>> Begin

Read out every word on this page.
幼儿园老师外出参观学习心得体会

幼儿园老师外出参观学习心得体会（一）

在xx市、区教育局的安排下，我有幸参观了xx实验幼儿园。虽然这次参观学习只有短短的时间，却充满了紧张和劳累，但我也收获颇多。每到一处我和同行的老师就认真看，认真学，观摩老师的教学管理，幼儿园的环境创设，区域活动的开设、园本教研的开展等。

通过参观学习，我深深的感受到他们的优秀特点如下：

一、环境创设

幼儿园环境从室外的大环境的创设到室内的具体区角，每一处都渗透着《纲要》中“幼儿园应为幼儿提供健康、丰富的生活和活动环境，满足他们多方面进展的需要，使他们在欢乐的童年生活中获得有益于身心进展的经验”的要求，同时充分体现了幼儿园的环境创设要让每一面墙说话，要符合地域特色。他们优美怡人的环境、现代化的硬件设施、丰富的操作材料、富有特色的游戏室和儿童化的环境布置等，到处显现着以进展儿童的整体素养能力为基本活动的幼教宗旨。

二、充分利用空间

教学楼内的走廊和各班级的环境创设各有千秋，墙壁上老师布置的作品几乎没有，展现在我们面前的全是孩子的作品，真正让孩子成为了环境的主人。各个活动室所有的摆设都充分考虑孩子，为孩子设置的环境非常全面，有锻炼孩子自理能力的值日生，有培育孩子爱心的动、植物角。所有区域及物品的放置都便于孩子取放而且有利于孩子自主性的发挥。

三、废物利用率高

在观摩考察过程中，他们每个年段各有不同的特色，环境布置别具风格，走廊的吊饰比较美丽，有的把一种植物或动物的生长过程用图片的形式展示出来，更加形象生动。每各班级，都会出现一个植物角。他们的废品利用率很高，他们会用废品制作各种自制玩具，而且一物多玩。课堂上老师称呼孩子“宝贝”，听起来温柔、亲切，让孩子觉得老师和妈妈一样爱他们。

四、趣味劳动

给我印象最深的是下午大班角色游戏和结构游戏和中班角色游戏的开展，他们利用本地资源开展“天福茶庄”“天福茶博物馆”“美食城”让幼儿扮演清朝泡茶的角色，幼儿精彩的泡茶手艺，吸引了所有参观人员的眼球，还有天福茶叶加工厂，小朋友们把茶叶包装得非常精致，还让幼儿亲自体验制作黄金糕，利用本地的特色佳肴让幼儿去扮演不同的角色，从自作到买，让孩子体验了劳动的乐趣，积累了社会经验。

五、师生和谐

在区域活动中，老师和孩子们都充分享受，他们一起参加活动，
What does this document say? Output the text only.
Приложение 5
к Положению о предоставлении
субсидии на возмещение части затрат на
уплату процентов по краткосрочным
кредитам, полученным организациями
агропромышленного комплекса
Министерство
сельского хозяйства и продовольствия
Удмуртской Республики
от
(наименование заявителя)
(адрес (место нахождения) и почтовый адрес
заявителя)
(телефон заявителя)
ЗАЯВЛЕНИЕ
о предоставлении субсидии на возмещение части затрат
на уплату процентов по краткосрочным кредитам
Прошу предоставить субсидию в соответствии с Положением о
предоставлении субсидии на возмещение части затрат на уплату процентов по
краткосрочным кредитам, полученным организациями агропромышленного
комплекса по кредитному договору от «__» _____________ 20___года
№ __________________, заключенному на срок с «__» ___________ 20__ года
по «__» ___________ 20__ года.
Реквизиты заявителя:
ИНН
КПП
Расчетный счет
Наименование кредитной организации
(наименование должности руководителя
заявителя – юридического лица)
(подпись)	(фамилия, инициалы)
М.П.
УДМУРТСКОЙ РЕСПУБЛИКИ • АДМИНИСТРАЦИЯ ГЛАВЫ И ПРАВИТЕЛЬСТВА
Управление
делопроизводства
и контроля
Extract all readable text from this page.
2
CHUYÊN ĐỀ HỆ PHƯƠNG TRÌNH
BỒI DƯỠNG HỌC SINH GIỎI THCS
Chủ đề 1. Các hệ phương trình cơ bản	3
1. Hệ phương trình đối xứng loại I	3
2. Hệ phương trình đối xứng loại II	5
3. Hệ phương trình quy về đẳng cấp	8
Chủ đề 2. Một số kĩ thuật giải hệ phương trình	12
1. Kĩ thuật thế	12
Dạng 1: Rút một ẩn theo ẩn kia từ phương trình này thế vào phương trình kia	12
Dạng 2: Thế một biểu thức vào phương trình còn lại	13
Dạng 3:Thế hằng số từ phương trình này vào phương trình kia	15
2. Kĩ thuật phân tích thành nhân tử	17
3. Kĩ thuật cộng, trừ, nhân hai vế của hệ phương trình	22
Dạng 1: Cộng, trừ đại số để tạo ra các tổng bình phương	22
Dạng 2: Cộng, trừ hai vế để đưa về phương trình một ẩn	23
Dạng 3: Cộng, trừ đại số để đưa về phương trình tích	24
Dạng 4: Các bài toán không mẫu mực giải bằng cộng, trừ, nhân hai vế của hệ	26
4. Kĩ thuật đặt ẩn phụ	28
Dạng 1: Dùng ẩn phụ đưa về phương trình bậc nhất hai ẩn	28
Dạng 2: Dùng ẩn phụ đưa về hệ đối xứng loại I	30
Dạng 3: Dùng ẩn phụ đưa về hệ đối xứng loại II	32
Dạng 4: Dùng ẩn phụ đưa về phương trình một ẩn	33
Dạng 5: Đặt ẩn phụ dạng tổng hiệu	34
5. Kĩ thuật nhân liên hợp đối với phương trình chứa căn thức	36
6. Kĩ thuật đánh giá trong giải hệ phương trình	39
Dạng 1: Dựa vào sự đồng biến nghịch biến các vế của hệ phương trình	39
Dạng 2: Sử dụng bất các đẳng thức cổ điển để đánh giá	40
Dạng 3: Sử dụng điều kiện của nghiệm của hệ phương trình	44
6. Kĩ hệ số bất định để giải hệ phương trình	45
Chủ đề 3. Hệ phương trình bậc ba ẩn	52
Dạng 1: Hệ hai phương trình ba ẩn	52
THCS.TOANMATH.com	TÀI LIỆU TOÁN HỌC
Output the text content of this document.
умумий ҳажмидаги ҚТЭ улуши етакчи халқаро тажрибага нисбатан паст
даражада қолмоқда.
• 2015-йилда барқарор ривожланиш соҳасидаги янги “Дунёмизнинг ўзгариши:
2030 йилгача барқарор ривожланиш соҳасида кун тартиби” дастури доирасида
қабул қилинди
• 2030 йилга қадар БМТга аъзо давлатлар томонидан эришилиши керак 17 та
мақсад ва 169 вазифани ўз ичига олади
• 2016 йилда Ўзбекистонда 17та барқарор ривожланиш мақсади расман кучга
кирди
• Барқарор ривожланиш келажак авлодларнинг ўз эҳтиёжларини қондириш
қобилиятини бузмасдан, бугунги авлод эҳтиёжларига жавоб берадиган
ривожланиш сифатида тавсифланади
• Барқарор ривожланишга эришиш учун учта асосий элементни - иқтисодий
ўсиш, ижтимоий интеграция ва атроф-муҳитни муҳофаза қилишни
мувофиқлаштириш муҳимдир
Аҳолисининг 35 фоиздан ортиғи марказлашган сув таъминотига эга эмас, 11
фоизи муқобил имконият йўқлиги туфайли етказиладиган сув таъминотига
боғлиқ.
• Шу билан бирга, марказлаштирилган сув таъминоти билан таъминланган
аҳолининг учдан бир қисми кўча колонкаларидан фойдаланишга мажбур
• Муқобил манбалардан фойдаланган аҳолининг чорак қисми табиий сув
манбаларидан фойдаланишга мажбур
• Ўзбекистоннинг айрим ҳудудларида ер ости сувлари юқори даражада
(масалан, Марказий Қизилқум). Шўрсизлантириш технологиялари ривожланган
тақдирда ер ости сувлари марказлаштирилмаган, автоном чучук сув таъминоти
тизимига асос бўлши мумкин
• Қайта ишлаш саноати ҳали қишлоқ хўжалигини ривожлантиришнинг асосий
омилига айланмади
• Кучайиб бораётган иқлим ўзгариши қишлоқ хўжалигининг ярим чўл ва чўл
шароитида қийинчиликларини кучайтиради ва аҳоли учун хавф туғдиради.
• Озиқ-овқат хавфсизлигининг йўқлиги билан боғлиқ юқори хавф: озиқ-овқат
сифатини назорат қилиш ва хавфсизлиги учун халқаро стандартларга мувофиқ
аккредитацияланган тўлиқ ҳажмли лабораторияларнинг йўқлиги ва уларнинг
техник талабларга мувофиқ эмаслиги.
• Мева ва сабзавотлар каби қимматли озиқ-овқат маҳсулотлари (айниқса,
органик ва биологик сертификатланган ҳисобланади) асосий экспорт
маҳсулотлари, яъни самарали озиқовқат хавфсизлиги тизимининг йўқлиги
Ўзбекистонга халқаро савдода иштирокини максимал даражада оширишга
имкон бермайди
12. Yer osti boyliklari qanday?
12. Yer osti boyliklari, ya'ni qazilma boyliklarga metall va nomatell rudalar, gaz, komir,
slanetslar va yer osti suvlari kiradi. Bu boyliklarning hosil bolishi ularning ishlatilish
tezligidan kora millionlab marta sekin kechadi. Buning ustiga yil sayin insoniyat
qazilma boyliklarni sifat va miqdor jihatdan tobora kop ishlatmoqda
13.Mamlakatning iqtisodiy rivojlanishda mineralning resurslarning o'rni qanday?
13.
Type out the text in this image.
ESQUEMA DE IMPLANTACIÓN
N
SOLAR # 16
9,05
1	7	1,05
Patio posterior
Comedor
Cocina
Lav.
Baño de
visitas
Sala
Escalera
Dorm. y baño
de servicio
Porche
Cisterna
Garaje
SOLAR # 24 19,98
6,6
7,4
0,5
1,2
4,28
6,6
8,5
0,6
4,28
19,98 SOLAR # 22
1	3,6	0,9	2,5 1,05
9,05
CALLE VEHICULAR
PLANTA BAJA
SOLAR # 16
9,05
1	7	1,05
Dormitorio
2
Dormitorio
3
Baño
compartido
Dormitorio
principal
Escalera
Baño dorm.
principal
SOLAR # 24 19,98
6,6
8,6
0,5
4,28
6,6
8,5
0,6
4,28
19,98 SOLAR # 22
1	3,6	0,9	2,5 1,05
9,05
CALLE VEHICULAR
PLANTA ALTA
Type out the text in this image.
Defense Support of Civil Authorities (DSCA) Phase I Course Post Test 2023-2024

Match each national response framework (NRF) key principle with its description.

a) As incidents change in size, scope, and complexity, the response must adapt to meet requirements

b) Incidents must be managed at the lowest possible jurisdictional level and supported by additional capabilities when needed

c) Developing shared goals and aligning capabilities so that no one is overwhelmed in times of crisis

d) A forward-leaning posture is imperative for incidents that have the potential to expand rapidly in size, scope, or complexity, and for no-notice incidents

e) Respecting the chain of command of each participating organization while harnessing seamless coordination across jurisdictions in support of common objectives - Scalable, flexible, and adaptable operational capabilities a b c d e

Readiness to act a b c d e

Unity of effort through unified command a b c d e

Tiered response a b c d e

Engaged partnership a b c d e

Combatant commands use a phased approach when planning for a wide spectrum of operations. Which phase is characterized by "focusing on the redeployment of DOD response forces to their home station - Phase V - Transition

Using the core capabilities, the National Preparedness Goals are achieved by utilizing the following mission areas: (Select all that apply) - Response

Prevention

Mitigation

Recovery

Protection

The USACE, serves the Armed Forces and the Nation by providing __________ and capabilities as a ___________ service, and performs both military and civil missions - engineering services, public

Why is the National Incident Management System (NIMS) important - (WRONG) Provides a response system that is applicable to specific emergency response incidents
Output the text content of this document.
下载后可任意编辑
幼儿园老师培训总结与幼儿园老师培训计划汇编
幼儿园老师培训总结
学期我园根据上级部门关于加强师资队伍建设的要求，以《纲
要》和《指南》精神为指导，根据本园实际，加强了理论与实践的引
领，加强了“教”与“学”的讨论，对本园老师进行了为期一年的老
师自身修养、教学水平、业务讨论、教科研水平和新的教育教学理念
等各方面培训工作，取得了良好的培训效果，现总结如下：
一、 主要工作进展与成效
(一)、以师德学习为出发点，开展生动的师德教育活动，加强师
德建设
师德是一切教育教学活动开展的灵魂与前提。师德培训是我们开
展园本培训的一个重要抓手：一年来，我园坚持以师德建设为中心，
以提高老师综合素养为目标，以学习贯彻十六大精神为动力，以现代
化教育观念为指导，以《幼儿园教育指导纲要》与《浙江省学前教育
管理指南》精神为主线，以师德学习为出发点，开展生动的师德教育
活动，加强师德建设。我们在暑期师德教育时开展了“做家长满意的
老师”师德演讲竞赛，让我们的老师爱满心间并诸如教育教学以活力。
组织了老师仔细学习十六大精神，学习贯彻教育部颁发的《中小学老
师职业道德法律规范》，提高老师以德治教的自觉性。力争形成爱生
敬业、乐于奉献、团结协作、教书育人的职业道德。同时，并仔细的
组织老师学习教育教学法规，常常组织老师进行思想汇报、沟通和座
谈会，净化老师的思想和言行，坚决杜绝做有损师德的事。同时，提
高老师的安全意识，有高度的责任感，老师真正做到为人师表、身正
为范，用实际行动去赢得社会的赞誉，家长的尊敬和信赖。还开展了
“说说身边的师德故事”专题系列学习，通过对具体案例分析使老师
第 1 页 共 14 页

>> End

Exercise instructions: Determine how many lines of the listing above include the word "йилда", and report that number only.

Answer to the problem: 2